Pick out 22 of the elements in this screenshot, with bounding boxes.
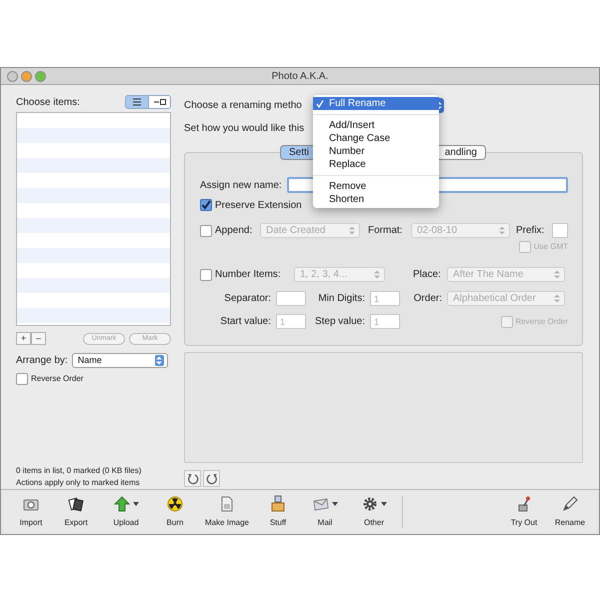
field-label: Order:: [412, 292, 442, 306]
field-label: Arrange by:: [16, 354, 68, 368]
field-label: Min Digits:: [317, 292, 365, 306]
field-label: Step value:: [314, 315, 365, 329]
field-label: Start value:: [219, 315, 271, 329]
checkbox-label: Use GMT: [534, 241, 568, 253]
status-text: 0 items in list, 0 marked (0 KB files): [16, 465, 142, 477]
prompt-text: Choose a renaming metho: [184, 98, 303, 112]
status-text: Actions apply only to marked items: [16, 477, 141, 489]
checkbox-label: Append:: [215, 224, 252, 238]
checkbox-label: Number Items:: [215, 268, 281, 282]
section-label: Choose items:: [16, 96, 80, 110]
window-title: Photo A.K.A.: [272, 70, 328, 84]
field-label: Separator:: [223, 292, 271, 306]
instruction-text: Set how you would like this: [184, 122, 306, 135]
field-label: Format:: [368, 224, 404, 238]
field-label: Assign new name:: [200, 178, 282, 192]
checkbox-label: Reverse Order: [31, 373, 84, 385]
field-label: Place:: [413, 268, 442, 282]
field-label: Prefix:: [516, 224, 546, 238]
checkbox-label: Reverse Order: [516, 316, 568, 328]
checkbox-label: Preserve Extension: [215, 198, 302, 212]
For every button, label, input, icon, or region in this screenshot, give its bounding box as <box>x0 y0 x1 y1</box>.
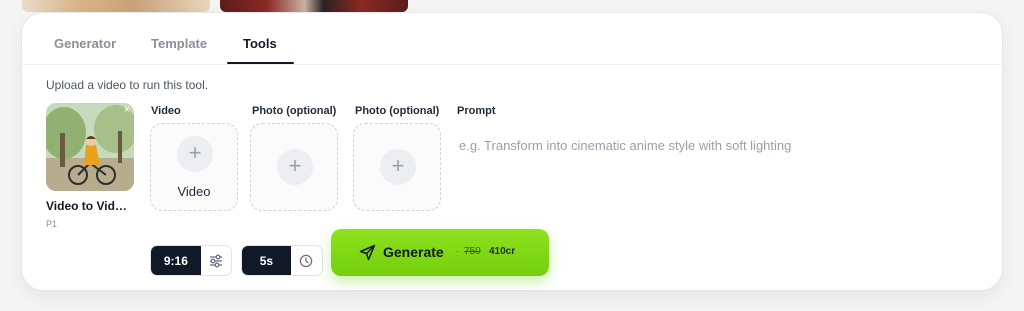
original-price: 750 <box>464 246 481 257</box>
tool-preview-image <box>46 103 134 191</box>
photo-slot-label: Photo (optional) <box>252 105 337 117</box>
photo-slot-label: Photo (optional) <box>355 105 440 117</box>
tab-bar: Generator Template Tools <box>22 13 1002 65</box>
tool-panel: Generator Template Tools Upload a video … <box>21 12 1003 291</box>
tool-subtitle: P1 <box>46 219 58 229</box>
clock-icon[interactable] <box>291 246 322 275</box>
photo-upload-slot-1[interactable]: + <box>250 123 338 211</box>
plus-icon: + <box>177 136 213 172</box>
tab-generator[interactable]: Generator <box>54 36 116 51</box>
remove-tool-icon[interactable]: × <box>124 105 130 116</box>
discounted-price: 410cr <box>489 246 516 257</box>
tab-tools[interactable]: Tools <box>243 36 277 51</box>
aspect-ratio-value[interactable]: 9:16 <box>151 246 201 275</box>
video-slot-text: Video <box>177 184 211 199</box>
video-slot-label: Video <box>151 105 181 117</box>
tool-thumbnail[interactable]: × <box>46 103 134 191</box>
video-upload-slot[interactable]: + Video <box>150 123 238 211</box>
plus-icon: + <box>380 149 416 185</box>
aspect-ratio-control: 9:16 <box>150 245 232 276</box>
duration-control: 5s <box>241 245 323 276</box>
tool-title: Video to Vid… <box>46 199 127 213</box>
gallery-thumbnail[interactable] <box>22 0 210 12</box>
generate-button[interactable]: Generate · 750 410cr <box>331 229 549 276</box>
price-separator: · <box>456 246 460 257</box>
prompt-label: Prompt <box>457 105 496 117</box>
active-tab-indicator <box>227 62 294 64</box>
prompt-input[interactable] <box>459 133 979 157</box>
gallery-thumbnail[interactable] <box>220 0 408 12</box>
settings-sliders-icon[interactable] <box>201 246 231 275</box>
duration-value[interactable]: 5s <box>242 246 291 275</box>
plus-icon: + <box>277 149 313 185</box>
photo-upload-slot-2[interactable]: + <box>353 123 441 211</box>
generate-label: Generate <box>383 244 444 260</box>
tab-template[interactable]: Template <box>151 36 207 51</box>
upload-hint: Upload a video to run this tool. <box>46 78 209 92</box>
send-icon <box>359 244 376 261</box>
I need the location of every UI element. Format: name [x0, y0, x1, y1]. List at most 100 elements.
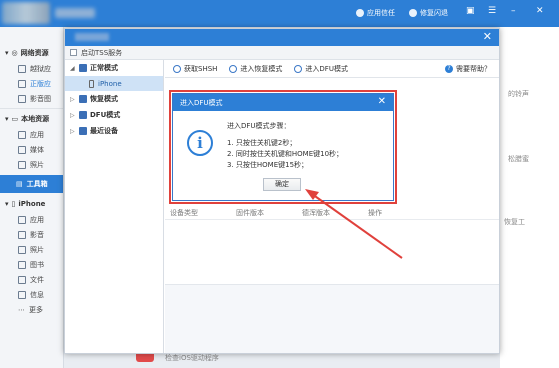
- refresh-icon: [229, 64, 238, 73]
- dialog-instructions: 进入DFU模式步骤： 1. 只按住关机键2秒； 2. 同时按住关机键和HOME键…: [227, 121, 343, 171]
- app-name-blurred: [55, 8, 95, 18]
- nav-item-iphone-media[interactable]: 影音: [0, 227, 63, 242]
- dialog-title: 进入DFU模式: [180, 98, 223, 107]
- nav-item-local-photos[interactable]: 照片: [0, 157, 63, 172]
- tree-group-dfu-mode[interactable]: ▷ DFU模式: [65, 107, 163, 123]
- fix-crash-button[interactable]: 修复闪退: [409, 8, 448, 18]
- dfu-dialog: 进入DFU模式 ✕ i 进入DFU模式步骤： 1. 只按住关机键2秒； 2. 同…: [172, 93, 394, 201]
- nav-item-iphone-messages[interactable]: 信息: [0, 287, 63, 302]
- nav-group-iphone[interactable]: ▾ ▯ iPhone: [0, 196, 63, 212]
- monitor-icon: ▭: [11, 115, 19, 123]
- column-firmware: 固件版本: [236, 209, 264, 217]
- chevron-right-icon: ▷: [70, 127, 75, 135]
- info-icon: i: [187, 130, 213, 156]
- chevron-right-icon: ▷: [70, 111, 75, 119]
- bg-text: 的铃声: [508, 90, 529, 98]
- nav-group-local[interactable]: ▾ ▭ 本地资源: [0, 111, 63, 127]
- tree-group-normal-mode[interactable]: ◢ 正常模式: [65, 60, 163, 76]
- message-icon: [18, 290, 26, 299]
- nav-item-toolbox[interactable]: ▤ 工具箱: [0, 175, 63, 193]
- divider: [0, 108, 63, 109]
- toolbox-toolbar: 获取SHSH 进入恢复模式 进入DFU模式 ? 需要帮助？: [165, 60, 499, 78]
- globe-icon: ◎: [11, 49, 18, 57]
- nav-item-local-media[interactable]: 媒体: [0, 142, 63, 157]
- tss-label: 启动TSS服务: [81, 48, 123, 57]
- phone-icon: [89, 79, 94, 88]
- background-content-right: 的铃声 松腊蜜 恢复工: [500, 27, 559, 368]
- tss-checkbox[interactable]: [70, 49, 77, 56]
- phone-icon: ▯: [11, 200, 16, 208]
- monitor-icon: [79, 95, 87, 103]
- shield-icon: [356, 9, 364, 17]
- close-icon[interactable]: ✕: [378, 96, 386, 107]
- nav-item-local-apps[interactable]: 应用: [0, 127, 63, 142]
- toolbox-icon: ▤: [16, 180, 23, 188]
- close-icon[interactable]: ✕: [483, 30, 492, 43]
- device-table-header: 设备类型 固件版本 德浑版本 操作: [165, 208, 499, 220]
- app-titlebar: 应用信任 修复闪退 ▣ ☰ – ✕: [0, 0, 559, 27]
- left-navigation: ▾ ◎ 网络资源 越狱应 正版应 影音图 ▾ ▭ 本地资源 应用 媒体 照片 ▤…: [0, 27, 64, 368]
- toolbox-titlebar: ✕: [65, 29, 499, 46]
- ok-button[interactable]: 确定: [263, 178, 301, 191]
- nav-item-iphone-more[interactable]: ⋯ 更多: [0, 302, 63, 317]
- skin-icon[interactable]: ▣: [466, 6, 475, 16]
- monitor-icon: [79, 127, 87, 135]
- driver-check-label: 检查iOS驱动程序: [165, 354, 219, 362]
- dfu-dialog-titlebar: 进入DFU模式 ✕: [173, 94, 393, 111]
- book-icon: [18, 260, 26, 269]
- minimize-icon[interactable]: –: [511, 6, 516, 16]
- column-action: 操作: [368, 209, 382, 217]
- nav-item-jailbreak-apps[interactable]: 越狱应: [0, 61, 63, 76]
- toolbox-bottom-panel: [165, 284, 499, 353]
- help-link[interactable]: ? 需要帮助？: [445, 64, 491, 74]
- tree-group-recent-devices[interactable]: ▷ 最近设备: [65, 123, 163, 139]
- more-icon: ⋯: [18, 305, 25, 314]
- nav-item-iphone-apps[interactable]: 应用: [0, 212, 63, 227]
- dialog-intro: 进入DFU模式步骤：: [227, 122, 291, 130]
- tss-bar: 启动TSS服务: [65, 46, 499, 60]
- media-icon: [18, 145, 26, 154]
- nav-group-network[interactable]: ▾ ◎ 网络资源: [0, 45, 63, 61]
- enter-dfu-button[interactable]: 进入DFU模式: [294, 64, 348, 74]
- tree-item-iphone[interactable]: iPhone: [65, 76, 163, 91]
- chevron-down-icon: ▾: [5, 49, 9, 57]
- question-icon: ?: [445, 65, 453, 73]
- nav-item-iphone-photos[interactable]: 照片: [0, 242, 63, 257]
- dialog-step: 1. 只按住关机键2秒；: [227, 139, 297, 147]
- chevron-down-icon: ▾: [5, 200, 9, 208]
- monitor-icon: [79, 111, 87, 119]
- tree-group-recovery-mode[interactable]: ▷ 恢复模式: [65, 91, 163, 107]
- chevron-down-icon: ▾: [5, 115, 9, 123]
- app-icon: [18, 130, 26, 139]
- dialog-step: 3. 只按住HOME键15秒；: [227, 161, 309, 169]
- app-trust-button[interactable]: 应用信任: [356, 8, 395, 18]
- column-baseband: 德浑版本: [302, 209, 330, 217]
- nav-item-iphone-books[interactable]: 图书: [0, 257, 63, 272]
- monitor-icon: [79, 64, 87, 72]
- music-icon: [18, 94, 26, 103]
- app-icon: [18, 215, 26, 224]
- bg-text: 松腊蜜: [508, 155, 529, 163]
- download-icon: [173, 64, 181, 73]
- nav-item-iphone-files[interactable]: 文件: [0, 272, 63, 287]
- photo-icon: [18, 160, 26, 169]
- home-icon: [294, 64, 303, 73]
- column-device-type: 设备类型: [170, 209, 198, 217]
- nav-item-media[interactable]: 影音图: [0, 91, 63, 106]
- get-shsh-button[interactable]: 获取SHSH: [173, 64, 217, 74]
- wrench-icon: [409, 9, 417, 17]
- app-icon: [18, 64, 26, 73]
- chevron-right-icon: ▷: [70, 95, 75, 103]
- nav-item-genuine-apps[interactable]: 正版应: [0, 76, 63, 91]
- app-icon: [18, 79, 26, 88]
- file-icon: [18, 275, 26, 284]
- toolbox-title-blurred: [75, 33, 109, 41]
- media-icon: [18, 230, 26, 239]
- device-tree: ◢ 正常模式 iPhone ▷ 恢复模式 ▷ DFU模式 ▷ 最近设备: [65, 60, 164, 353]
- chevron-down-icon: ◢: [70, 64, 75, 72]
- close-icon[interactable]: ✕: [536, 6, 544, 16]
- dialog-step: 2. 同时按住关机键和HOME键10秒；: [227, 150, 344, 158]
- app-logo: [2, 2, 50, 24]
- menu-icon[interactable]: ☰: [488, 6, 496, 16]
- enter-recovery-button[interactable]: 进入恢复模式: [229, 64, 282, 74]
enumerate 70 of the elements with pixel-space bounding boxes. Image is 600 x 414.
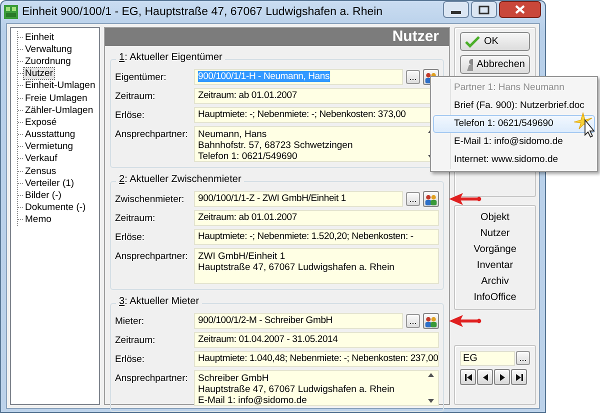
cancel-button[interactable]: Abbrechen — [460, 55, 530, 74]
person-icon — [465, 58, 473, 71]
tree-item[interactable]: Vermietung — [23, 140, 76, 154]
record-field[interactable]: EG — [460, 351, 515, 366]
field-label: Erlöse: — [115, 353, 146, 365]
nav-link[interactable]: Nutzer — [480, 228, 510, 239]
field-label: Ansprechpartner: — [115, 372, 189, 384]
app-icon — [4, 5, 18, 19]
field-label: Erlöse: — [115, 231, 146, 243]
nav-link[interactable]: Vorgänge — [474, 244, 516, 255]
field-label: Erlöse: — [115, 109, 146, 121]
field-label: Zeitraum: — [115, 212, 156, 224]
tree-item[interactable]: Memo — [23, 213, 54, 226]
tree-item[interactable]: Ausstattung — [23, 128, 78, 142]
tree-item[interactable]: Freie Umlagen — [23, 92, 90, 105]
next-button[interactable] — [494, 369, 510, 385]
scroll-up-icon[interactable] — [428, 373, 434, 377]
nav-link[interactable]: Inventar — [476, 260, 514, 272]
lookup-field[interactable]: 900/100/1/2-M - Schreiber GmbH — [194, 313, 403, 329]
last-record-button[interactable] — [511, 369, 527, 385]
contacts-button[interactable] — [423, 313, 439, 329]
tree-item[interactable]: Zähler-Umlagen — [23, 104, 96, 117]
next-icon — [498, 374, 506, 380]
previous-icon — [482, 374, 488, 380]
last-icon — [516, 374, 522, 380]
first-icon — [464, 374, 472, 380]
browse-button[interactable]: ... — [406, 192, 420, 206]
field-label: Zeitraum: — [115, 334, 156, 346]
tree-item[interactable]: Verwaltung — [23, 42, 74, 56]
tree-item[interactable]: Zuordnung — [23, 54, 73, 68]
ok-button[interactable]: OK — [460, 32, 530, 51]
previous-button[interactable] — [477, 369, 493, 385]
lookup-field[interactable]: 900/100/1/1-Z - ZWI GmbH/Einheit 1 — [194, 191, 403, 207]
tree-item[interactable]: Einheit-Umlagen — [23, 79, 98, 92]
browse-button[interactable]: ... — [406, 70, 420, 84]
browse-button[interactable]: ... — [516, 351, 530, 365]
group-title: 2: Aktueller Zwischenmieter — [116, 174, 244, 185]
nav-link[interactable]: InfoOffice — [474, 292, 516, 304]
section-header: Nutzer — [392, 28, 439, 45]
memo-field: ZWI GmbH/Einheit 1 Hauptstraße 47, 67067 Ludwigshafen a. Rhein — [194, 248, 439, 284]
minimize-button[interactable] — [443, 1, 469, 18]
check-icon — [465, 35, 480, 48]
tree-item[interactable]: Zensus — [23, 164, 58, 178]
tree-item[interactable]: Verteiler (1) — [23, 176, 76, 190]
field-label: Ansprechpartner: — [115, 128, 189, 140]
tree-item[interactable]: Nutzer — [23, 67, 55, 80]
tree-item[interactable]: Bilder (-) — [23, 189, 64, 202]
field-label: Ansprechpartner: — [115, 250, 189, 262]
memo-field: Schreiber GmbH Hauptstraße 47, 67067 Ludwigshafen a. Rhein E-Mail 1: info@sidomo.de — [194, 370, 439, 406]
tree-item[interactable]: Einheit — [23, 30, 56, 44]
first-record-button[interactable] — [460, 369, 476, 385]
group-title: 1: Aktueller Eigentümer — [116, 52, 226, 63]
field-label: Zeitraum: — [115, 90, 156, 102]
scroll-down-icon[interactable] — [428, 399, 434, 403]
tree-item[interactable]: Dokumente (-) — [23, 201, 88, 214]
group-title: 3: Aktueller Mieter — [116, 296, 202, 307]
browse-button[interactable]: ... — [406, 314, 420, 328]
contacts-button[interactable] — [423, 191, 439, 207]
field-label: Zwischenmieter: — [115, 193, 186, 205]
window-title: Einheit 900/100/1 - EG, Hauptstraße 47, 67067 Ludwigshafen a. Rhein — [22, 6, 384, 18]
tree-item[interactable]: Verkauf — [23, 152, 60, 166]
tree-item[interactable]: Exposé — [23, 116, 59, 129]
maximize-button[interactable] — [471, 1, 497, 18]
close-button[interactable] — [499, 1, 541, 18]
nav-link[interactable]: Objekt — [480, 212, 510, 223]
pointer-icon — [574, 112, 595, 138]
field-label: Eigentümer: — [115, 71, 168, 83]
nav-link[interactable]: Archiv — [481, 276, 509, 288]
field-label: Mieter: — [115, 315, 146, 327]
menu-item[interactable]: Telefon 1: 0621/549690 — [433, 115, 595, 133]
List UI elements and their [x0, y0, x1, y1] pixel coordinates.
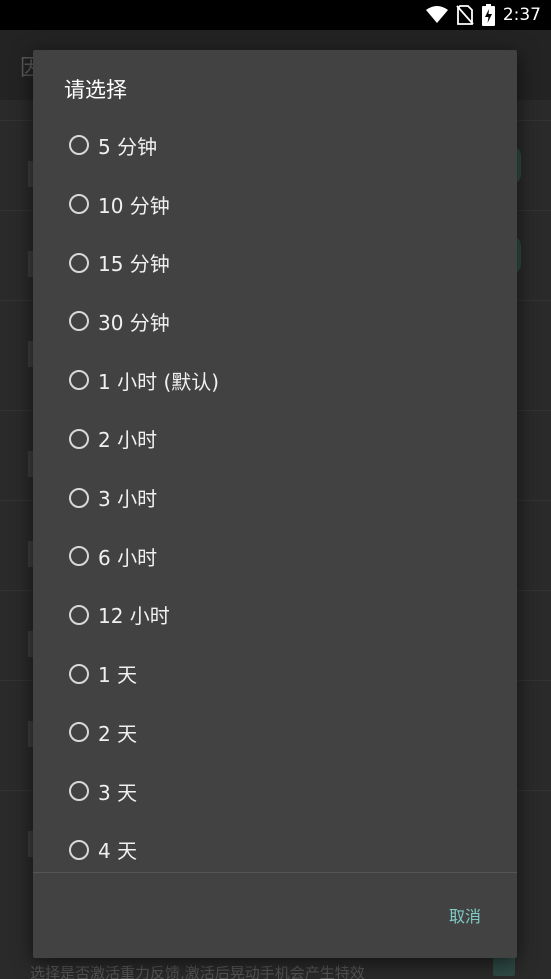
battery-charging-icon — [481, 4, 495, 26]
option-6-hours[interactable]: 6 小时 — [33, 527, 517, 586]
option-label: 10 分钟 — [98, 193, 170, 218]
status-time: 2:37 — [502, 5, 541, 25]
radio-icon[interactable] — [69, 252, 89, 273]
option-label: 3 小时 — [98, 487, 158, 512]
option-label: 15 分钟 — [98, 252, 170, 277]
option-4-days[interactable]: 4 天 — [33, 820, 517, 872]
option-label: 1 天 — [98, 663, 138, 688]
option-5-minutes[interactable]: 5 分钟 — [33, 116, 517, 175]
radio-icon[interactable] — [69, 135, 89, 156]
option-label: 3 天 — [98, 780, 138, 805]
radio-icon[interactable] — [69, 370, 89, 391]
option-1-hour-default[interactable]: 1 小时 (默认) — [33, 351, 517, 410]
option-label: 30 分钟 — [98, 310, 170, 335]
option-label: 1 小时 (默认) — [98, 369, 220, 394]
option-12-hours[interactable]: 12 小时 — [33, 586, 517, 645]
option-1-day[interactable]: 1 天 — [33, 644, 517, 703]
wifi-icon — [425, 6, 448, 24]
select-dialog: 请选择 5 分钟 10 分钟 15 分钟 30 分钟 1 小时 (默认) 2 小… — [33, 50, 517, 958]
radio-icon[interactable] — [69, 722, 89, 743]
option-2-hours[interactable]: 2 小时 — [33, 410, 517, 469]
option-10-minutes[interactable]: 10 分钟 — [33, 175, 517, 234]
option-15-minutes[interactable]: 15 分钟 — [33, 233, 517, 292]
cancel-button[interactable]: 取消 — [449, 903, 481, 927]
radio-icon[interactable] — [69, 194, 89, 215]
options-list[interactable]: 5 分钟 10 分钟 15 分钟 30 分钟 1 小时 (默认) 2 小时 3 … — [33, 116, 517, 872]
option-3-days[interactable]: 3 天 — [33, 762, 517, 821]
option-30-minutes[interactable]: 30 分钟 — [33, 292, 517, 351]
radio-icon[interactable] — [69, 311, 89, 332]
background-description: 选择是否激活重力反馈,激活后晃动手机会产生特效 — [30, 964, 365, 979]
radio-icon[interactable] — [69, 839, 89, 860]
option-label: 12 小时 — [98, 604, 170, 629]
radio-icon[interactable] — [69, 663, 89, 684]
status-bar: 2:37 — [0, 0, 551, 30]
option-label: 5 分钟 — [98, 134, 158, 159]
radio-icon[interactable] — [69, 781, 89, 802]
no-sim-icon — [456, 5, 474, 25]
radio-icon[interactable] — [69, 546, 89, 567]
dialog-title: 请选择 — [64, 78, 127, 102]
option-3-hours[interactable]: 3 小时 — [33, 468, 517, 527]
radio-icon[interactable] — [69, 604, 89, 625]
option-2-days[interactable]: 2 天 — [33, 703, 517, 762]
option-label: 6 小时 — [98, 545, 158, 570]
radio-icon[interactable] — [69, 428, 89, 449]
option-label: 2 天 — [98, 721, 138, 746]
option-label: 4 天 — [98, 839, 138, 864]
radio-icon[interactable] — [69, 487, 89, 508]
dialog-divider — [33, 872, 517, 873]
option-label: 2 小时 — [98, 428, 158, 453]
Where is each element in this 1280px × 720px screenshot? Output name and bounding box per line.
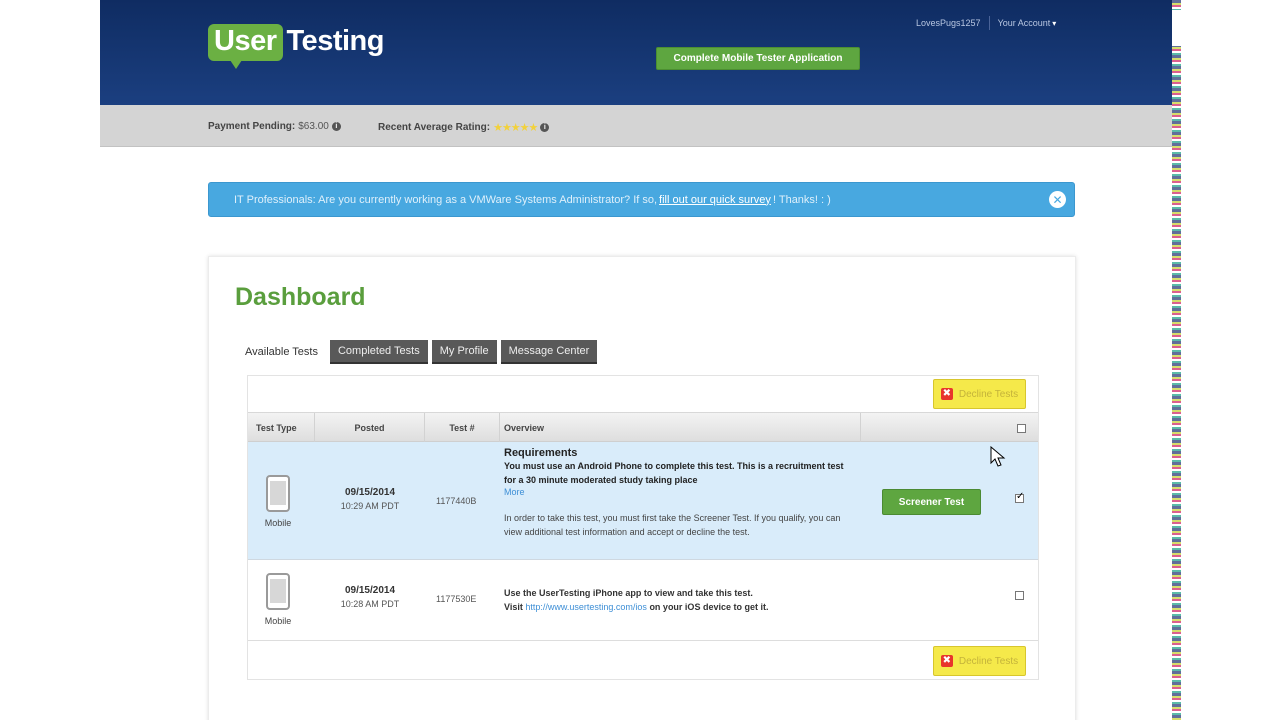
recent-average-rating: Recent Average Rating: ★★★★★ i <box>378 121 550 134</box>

-.-.-

How many of the lines above contain the string "last"? Case counts, so give only the number.

--- TASK RESPONSE ---
2